EXERCISE REQUIREMENTS: Filter the entries that follow, copying every line in which the word "upper" appears.

SUPPLIED INFORMATION:

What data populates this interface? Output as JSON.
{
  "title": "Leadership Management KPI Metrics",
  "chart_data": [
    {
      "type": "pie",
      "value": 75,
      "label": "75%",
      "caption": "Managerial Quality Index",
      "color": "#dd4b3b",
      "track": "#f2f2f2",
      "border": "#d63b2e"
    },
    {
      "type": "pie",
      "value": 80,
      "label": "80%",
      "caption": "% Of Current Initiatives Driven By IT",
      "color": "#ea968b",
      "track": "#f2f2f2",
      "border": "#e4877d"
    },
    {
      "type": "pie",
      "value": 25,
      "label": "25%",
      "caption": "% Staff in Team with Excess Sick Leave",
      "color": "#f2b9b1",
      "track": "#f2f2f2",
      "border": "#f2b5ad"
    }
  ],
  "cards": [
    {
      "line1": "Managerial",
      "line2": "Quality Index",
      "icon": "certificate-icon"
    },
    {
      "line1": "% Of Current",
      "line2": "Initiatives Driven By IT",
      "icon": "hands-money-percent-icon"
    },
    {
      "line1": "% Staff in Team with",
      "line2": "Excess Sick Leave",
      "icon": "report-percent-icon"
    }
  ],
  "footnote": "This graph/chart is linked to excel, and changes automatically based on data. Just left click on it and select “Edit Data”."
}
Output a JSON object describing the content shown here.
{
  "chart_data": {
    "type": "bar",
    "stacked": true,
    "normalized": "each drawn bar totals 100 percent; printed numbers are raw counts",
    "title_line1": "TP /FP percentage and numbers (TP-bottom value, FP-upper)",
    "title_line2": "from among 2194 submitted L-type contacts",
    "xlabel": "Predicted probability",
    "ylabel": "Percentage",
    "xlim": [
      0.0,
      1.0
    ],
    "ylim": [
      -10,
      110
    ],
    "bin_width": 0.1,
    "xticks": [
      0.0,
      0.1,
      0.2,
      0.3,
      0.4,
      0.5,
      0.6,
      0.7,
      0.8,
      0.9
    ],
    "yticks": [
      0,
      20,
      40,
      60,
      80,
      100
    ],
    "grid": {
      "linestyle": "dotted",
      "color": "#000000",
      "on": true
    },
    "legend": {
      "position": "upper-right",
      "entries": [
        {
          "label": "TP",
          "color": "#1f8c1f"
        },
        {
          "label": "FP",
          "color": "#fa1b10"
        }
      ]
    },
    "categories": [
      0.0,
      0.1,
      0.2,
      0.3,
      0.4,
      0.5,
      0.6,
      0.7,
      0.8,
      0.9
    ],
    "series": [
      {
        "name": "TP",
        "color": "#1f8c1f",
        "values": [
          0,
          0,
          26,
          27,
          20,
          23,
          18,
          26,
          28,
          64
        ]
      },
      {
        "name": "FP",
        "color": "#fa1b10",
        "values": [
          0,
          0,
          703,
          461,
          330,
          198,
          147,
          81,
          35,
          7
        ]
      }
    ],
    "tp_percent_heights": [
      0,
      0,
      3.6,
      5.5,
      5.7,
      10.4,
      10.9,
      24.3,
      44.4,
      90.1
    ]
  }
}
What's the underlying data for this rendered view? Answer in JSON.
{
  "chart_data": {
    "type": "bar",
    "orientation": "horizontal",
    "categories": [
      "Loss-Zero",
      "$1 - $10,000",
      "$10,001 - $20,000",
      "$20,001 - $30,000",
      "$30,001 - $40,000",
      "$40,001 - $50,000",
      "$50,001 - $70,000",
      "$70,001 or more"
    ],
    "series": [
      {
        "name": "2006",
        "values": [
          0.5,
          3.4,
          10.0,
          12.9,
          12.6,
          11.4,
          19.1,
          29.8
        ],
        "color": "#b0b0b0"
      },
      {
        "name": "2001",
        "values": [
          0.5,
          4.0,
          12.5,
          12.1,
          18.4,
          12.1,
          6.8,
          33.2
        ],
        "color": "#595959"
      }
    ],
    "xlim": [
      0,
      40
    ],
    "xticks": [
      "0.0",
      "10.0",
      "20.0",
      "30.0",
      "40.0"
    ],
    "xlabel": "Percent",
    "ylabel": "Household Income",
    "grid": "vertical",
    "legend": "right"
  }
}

TASK SOLUTION:
    "title_line1": "TP /FP percentage and numbers (TP-bottom value, FP-upper)",
      "position": "upper-right",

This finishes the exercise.